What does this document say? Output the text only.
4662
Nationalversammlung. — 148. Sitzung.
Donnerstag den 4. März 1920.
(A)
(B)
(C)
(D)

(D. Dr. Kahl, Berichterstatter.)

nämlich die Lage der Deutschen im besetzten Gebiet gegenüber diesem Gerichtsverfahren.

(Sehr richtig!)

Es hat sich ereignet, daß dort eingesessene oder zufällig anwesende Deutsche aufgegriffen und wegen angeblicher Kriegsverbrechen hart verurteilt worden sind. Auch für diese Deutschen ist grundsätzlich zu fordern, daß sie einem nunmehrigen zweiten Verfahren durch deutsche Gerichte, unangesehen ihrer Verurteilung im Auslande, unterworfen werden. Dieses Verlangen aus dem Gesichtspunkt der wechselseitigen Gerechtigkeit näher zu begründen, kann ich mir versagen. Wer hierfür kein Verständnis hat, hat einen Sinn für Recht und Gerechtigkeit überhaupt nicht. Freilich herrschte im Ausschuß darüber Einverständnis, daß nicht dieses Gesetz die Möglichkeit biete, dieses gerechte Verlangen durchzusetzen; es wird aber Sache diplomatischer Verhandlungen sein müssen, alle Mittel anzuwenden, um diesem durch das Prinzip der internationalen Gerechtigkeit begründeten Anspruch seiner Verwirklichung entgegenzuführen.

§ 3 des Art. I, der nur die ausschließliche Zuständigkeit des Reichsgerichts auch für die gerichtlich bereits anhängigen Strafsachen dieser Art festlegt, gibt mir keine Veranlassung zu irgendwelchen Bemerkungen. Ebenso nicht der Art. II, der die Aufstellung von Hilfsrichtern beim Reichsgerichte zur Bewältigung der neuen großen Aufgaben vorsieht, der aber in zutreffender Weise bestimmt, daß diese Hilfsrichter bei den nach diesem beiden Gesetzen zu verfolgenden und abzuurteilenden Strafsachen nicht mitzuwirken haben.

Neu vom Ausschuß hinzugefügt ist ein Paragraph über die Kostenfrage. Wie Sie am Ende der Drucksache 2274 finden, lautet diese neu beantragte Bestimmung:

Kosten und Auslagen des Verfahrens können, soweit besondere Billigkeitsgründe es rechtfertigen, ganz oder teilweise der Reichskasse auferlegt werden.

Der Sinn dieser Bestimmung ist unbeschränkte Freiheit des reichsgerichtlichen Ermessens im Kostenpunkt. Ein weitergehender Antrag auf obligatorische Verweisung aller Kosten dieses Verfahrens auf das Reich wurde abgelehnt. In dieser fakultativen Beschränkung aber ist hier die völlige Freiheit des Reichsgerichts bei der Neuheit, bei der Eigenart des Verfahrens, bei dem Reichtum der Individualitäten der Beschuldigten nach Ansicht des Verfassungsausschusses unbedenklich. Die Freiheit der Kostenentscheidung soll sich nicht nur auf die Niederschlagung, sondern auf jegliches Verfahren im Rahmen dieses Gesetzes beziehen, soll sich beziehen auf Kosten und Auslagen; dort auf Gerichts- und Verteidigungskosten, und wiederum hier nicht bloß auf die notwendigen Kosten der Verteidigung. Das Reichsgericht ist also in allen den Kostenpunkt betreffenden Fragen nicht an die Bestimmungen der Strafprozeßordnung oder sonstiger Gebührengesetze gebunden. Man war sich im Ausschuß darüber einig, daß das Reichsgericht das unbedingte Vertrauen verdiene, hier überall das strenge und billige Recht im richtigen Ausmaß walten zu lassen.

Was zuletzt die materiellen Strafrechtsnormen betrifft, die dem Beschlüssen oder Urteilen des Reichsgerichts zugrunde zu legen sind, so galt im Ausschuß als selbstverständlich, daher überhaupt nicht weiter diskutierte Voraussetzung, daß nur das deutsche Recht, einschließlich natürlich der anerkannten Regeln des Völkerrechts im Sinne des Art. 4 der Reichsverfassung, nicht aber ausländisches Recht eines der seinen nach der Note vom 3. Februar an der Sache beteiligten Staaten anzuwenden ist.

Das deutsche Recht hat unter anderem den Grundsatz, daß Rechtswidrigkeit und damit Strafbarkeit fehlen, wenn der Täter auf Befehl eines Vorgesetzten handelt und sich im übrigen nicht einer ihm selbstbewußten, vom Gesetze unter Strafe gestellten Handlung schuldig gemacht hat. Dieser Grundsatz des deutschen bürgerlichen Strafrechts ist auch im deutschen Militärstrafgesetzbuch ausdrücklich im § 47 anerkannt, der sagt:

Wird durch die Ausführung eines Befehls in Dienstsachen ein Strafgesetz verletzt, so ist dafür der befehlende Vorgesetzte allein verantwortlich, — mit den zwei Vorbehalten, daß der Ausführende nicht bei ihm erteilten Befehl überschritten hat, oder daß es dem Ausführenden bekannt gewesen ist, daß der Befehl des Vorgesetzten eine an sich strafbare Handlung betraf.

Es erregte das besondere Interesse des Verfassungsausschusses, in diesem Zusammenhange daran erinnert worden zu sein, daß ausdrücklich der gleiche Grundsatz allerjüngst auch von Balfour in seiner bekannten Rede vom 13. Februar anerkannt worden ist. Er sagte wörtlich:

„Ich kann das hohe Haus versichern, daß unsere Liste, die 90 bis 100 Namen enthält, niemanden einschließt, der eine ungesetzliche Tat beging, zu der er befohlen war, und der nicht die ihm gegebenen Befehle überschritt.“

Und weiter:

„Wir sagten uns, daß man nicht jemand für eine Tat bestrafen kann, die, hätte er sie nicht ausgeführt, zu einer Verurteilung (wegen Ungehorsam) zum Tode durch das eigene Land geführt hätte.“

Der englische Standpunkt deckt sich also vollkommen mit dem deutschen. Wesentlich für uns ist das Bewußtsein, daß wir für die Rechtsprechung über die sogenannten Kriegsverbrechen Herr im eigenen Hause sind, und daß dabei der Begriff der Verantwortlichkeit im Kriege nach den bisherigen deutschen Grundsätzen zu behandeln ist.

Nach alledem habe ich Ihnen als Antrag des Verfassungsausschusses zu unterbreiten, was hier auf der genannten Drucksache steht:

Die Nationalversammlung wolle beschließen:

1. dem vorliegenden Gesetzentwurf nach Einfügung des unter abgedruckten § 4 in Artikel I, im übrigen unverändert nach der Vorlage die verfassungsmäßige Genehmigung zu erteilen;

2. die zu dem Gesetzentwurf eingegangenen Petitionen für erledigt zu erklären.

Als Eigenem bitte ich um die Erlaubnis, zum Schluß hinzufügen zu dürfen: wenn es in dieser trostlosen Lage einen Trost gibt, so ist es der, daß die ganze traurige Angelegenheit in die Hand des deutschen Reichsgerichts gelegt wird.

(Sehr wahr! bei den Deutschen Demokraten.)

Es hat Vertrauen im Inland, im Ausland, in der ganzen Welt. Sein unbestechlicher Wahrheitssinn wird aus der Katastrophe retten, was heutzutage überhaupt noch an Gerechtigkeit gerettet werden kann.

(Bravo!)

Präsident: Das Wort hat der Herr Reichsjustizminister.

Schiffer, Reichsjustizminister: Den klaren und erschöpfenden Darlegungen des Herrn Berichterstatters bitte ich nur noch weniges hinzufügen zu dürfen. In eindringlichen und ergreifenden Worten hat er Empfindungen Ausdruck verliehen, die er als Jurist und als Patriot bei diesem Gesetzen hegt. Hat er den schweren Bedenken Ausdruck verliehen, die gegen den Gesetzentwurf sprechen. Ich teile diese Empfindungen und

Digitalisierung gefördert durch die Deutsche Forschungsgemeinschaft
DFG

* * * *

**WRITTEN EXERCISE:**
Write out the full set of records exactly as given.

**WRITTEN RESPONSE:**
What does this document say? Output the text only.
4662
Nationalversammlung. — 148. Sitzung.
Donnerstag den 4. März 1920.
(A)
(B)
(C)
(D)

(D. Dr. Kahl, Berichterstatter.)

nämlich die Lage der Deutschen im besetzten Gebiet gegenüber diesem Gerichtsverfahren.

(Sehr richtig!)

Es hat sich ereignet, daß dort eingesessene oder zufällig anwesende Deutsche aufgegriffen und wegen angeblicher Kriegsverbrechen hart verurteilt worden sind. Auch für diese Deutschen ist grundsätzlich zu fordern, daß sie einem nunmehrigen zweiten Verfahren durch deutsche Gerichte, unangesehen ihrer Verurteilung im Auslande, unterworfen werden. Dieses Verlangen aus dem Gesichtspunkt der wechselseitigen Gerechtigkeit näher zu begründen, kann ich mir versagen. Wer hierfür kein Verständnis hat, hat einen Sinn für Recht und Gerechtigkeit überhaupt nicht. Freilich herrschte im Ausschuß darüber Einverständnis, daß nicht dieses Gesetz die Möglichkeit biete, dieses gerechte Verlangen durchzusetzen; es wird aber Sache diplomatischer Verhandlungen sein müssen, alle Mittel anzuwenden, um diesem durch das Prinzip der internationalen Gerechtigkeit begründeten Anspruch seiner Verwirklichung entgegenzuführen.

§ 3 des Art. I, der nur die ausschließliche Zuständigkeit des Reichsgerichts auch für die gerichtlich bereits anhängigen Strafsachen dieser Art festlegt, gibt mir keine Veranlassung zu irgendwelchen Bemerkungen. Ebenso nicht der Art. II, der die Aufstellung von Hilfsrichtern beim Reichsgerichte zur Bewältigung der neuen großen Aufgaben vorsieht, der aber in zutreffender Weise bestimmt, daß diese Hilfsrichter bei den nach diesem beiden Gesetzen zu verfolgenden und abzuurteilenden Strafsachen nicht mitzuwirken haben.

Neu vom Ausschuß hinzugefügt ist ein Paragraph über die Kostenfrage. Wie Sie am Ende der Drucksache 2274 finden, lautet diese neu beantragte Bestimmung:

Kosten und Auslagen des Verfahrens können, soweit besondere Billigkeitsgründe es rechtfertigen, ganz oder teilweise der Reichskasse auferlegt werden.

Der Sinn dieser Bestimmung ist unbeschränkte Freiheit des reichsgerichtlichen Ermessens im Kostenpunkt. Ein weitergehender Antrag auf obligatorische Verweisung aller Kosten dieses Verfahrens auf das Reich wurde abgelehnt. In dieser fakultativen Beschränkung aber ist hier die völlige Freiheit des Reichsgerichts bei der Neuheit, bei der Eigenart des Verfahrens, bei dem Reichtum der Individualitäten der Beschuldigten nach Ansicht des Verfassungsausschusses unbedenklich. Die Freiheit der Kostenentscheidung soll sich nicht nur auf die Niederschlagung, sondern auf jegliches Verfahren im Rahmen dieses Gesetzes beziehen, soll sich beziehen auf Kosten und Auslagen; dort auf Gerichts- und Verteidigungskosten, und wiederum hier nicht bloß auf die notwendigen Kosten der Verteidigung. Das Reichsgericht ist also in allen den Kostenpunkt betreffenden Fragen nicht an die Bestimmungen der Strafprozeßordnung oder sonstiger Gebührengesetze gebunden. Man war sich im Ausschuß darüber einig, daß das Reichsgericht das unbedingte Vertrauen verdiene, hier überall das strenge und billige Recht im richtigen Ausmaß walten zu lassen.

Was zuletzt die materiellen Strafrechtsnormen betrifft, die dem Beschlüssen oder Urteilen des Reichsgerichts zugrunde zu legen sind, so galt im Ausschuß als selbstverständlich, daher überhaupt nicht weiter diskutierte Voraussetzung, daß nur das deutsche Recht, einschließlich natürlich der anerkannten Regeln des Völkerrechts im Sinne des Art. 4 der Reichsverfassung, nicht aber ausländisches Recht eines der seinen nach der Note vom 3. Februar an der Sache beteiligten Staaten anzuwenden ist.

Das deutsche Recht hat unter anderem den Grundsatz, daß Rechtswidrigkeit und damit Strafbarkeit fehlen, wenn der Täter auf Befehl eines Vorgesetzten handelt und sich im übrigen nicht einer ihm selbstbewußten, vom Gesetze unter Strafe gestellten Handlung schuldig gemacht hat. Dieser Grundsatz des deutschen bürgerlichen Strafrechts ist auch im deutschen Militärstrafgesetzbuch ausdrücklich im § 47 anerkannt, der sagt:

Wird durch die Ausführung eines Befehls in Dienstsachen ein Strafgesetz verletzt, so ist dafür der befehlende Vorgesetzte allein verantwortlich, — mit den zwei Vorbehalten, daß der Ausführende nicht bei ihm erteilten Befehl überschritten hat, oder daß es dem Ausführenden bekannt gewesen ist, daß der Befehl des Vorgesetzten eine an sich strafbare Handlung betraf.

Es erregte das besondere Interesse des Verfassungsausschusses, in diesem Zusammenhange daran erinnert worden zu sein, daß ausdrücklich der gleiche Grundsatz allerjüngst auch von Balfour in seiner bekannten Rede vom 13. Februar anerkannt worden ist. Er sagte wörtlich:

„Ich kann das hohe Haus versichern, daß unsere Liste, die 90 bis 100 Namen enthält, niemanden einschließt, der eine ungesetzliche Tat beging, zu der er befohlen war, und der nicht die ihm gegebenen Befehle überschritt.“

Und weiter:

„Wir sagten uns, daß man nicht jemand für eine Tat bestrafen kann, die, hätte er sie nicht ausgeführt, zu einer Verurteilung (wegen Ungehorsam) zum Tode durch das eigene Land geführt hätte.“

Der englische Standpunkt deckt sich also vollkommen mit dem deutschen. Wesentlich für uns ist das Bewußtsein, daß wir für die Rechtsprechung über die sogenannten Kriegsverbrechen Herr im eigenen Hause sind, und daß dabei der Begriff der Verantwortlichkeit im Kriege nach den bisherigen deutschen Grundsätzen zu behandeln ist.

Nach alledem habe ich Ihnen als Antrag des Verfassungsausschusses zu unterbreiten, was hier auf der genannten Drucksache steht:

Die Nationalversammlung wolle beschließen:

1. dem vorliegenden Gesetzentwurf nach Einfügung des unter abgedruckten § 4 in Artikel I, im übrigen unverändert nach der Vorlage die verfassungsmäßige Genehmigung zu erteilen;

2. die zu dem Gesetzentwurf eingegangenen Petitionen für erledigt zu erklären.

Als Eigenem bitte ich um die Erlaubnis, zum Schluß hinzufügen zu dürfen: wenn es in dieser trostlosen Lage einen Trost gibt, so ist es der, daß die ganze traurige Angelegenheit in die Hand des deutschen Reichsgerichts gelegt wird.

(Sehr wahr! bei den Deutschen Demokraten.)

Es hat Vertrauen im Inland, im Ausland, in der ganzen Welt. Sein unbestechlicher Wahrheitssinn wird aus der Katastrophe retten, was heutzutage überhaupt noch an Gerechtigkeit gerettet werden kann.

(Bravo!)

Präsident: Das Wort hat der Herr Reichsjustizminister.

Schiffer, Reichsjustizminister: Den klaren und erschöpfenden Darlegungen des Herrn Berichterstatters bitte ich nur noch weniges hinzufügen zu dürfen. In eindringlichen und ergreifenden Worten hat er Empfindungen Ausdruck verliehen, die er als Jurist und als Patriot bei diesem Gesetzen hegt. Hat er den schweren Bedenken Ausdruck verliehen, die gegen den Gesetzentwurf sprechen. Ich teile diese Empfindungen und

Digitalisierung gefördert durch die Deutsche Forschungsgemeinschaft
DFG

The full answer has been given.